Dataset rows about figures:
· · · · · · ·

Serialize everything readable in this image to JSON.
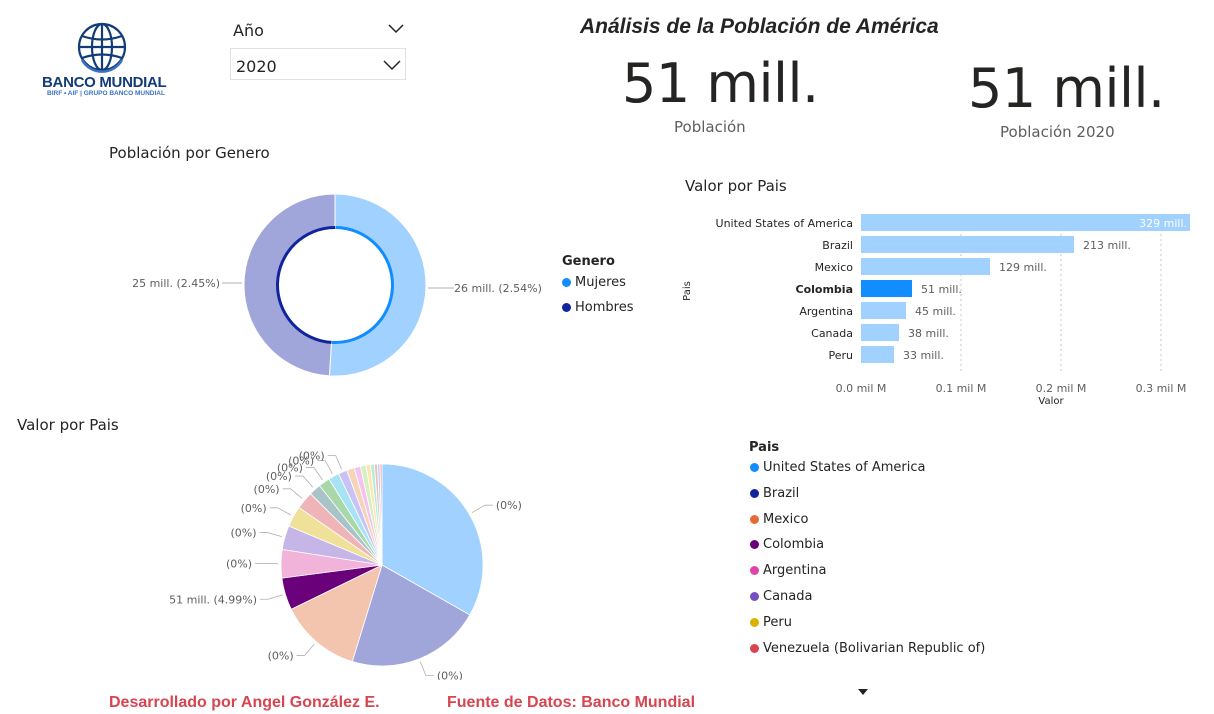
{
  "logo": {
    "name": "BANCO MUNDIAL",
    "subtitle": "BIRF • AIF | GRUPO BANCO MUNDIAL"
  },
  "slicer": {
    "title": "Año",
    "value": "2020"
  },
  "title": "Análisis de la Población de América",
  "kpis": [
    {
      "value": "51 mill.",
      "label": "Población"
    },
    {
      "value": "51 mill.",
      "label": "Población 2020"
    }
  ],
  "donut": {
    "title": "Población por Genero",
    "legend_title": "Genero",
    "label_left": "25 mill. (2.45%)",
    "label_right": "26 mill. (2.54%)"
  },
  "bar_section": {
    "title": "Valor por Pais",
    "ylabel": "Pais",
    "xlabel": "Valor"
  },
  "pie_section": {
    "title": "Valor por Pais"
  },
  "pie_legend": {
    "title": "Pais",
    "items": [
      {
        "label": "United States of America",
        "color": "#118dff"
      },
      {
        "label": "Brazil",
        "color": "#12239e"
      },
      {
        "label": "Mexico",
        "color": "#e66c37"
      },
      {
        "label": "Colombia",
        "color": "#6b007b"
      },
      {
        "label": "Argentina",
        "color": "#e044a7"
      },
      {
        "label": "Canada",
        "color": "#744ec2"
      },
      {
        "label": "Peru",
        "color": "#d9b300"
      },
      {
        "label": "Venezuela (Bolivarian Republic of)",
        "color": "#d64550"
      }
    ]
  },
  "footer": {
    "left": "Desarrollado por Angel González E.",
    "right": "Fuente de Datos: Banco Mundial"
  },
  "chart_data": [
    {
      "type": "pie",
      "subtype": "donut",
      "title": "Población por Genero",
      "categories": [
        "Mujeres",
        "Hombres"
      ],
      "values": [
        26,
        25
      ],
      "labels": [
        "26 mill. (2.54%)",
        "25 mill. (2.45%)"
      ],
      "colors": [
        "#a0d1ff",
        "#a0a6d9"
      ],
      "highlight_colors": [
        "#118dff",
        "#12239e"
      ],
      "legend": "right"
    },
    {
      "type": "bar",
      "orientation": "horizontal",
      "title": "Valor por Pais",
      "categories": [
        "United States of America",
        "Brazil",
        "Mexico",
        "Colombia",
        "Argentina",
        "Canada",
        "Peru"
      ],
      "values": [
        329,
        213,
        129,
        51,
        45,
        38,
        33
      ],
      "labels": [
        "329 mill.",
        "213 mill.",
        "129 mill.",
        "51 mill.",
        "45 mill.",
        "38 mill.",
        "33 mill."
      ],
      "highlighted": "Colombia",
      "xlabel": "Valor",
      "ylabel": "Pais",
      "xticks": [
        "0.0 mil M",
        "0.1 mil M",
        "0.2 mil M",
        "0.3 mil M"
      ],
      "xtick_values": [
        0,
        100,
        200,
        300
      ],
      "xlim": [
        0,
        330
      ],
      "color": "#a0d1ff",
      "highlight_color": "#118dff",
      "grid": true
    },
    {
      "type": "pie",
      "title": "Valor por Pais",
      "slices": [
        {
          "value": 329,
          "color": "#a0d1ff",
          "label": "(0%)"
        },
        {
          "value": 213,
          "color": "#a0a6d9",
          "label": "(0%)"
        },
        {
          "value": 129,
          "color": "#f3c4ae",
          "label": "(0%)"
        },
        {
          "value": 51,
          "color": "#6b007b",
          "label": "51 mill. (4.99%)"
        },
        {
          "value": 45,
          "color": "#f1b3d9",
          "label": "(0%)"
        },
        {
          "value": 38,
          "color": "#c6b6e8",
          "label": "(0%)"
        },
        {
          "value": 33,
          "color": "#efe19a",
          "label": "(0%)"
        },
        {
          "value": 28,
          "color": "#efb4b8",
          "label": "(0%)"
        },
        {
          "value": 19,
          "color": "#a9c4c8",
          "label": "(0%)"
        },
        {
          "value": 18,
          "color": "#a8d8a8",
          "label": "(0%)"
        },
        {
          "value": 17,
          "color": "#a7e3f4",
          "label": "(0%)"
        },
        {
          "value": 14,
          "color": "#c9c3f5",
          "label": "(0%)"
        },
        {
          "value": 12,
          "color": "#f5d4b8",
          "label": "(0%)"
        },
        {
          "value": 10,
          "color": "#f5c4ee",
          "label": "(0%)"
        },
        {
          "value": 9,
          "color": "#d6f0c4",
          "label": "(0%)"
        },
        {
          "value": 7,
          "color": "#fce7b3",
          "label": "(0%)"
        },
        {
          "value": 6,
          "color": "#b8ecd9",
          "label": "(0%)"
        },
        {
          "value": 5,
          "color": "#e6c3c3",
          "label": "(0%)"
        },
        {
          "value": 4,
          "color": "#c1d1f5",
          "label": "(0%)"
        },
        {
          "value": 3,
          "color": "#f0a5a5",
          "label": "(0%)"
        }
      ],
      "shown_labels": [
        0,
        1,
        2,
        3,
        4,
        5,
        6,
        7,
        8,
        9,
        10,
        11
      ]
    }
  ]
}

· · · · · · ·

Aim: Reproduce every line exactly and omit all pictures.

Exercise result:
Serialize everything readable in this image to JSON.
{
  "logo": {
    "name": "BANCO MUNDIAL",
    "subtitle": "BIRF • AIF | GRUPO BANCO MUNDIAL"
  },
  "slicer": {
    "title": "Año",
    "value": "2020"
  },
  "title": "Análisis de la Población de América",
  "kpis": [
    {
      "value": "51 mill.",
      "label": "Población"
    },
    {
      "value": "51 mill.",
      "label": "Población 2020"
    }
  ],
  "donut": {
    "title": "Población por Genero",
    "legend_title": "Genero",
    "label_left": "25 mill. (2.45%)",
    "label_right": "26 mill. (2.54%)"
  },
  "bar_section": {
    "title": "Valor por Pais",
    "ylabel": "Pais",
    "xlabel": "Valor"
  },
  "pie_section": {
    "title": "Valor por Pais"
  },
  "pie_legend": {
    "title": "Pais",
    "items": [
      {
        "label": "United States of America",
        "color": "#118dff"
      },
      {
        "label": "Brazil",
        "color": "#12239e"
      },
      {
        "label": "Mexico",
        "color": "#e66c37"
      },
      {
        "label": "Colombia",
        "color": "#6b007b"
      },
      {
        "label": "Argentina",
        "color": "#e044a7"
      },
      {
        "label": "Canada",
        "color": "#744ec2"
      },
      {
        "label": "Peru",
        "color": "#d9b300"
      },
      {
        "label": "Venezuela (Bolivarian Republic of)",
        "color": "#d64550"
      }
    ]
  },
  "footer": {
    "left": "Desarrollado por Angel González E.",
    "right": "Fuente de Datos: Banco Mundial"
  },
  "chart_data": [
    {
      "type": "pie",
      "subtype": "donut",
      "title": "Población por Genero",
      "categories": [
        "Mujeres",
        "Hombres"
      ],
      "values": [
        26,
        25
      ],
      "labels": [
        "26 mill. (2.54%)",
        "25 mill. (2.45%)"
      ],
      "colors": [
        "#a0d1ff",
        "#a0a6d9"
      ],
      "highlight_colors": [
        "#118dff",
        "#12239e"
      ],
      "legend": "right"
    },
    {
      "type": "bar",
      "orientation": "horizontal",
      "title": "Valor por Pais",
      "categories": [
        "United States of America",
        "Brazil",
        "Mexico",
        "Colombia",
        "Argentina",
        "Canada",
        "Peru"
      ],
      "values": [
        329,
        213,
        129,
        51,
        45,
        38,
        33
      ],
      "labels": [
        "329 mill.",
        "213 mill.",
        "129 mill.",
        "51 mill.",
        "45 mill.",
        "38 mill.",
        "33 mill."
      ],
      "highlighted": "Colombia",
      "xlabel": "Valor",
      "ylabel": "Pais",
      "xticks": [
        "0.0 mil M",
        "0.1 mil M",
        "0.2 mil M",
        "0.3 mil M"
      ],
      "xtick_values": [
        0,
        100,
        200,
        300
      ],
      "xlim": [
        0,
        330
      ],
      "color": "#a0d1ff",
      "highlight_color": "#118dff",
      "grid": true
    },
    {
      "type": "pie",
      "title": "Valor por Pais",
      "slices": [
        {
          "value": 329,
          "color": "#a0d1ff",
          "label": "(0%)"
        },
        {
          "value": 213,
          "color": "#a0a6d9",
          "label": "(0%)"
        },
        {
          "value": 129,
          "color": "#f3c4ae",
          "label": "(0%)"
        },
        {
          "value": 51,
          "color": "#6b007b",
          "label": "51 mill. (4.99%)"
        },
        {
          "value": 45,
          "color": "#f1b3d9",
          "label": "(0%)"
        },
        {
          "value": 38,
          "color": "#c6b6e8",
          "label": "(0%)"
        },
        {
          "value": 33,
          "color": "#efe19a",
          "label": "(0%)"
        },
        {
          "value": 28,
          "color": "#efb4b8",
          "label": "(0%)"
        },
        {
          "value": 19,
          "color": "#a9c4c8",
          "label": "(0%)"
        },
        {
          "value": 18,
          "color": "#a8d8a8",
          "label": "(0%)"
        },
        {
          "value": 17,
          "color": "#a7e3f4",
          "label": "(0%)"
        },
        {
          "value": 14,
          "color": "#c9c3f5",
          "label": "(0%)"
        },
        {
          "value": 12,
          "color": "#f5d4b8",
          "label": "(0%)"
        },
        {
          "value": 10,
          "color": "#f5c4ee",
          "label": "(0%)"
        },
        {
          "value": 9,
          "color": "#d6f0c4",
          "label": "(0%)"
        },
        {
          "value": 7,
          "color": "#fce7b3",
          "label": "(0%)"
        },
        {
          "value": 6,
          "color": "#b8ecd9",
          "label": "(0%)"
        },
        {
          "value": 5,
          "color": "#e6c3c3",
          "label": "(0%)"
        },
        {
          "value": 4,
          "color": "#c1d1f5",
          "label": "(0%)"
        },
        {
          "value": 3,
          "color": "#f0a5a5",
          "label": "(0%)"
        }
      ],
      "shown_labels": [
        0,
        1,
        2,
        3,
        4,
        5,
        6,
        7,
        8,
        9,
        10,
        11
      ]
    }
  ]
}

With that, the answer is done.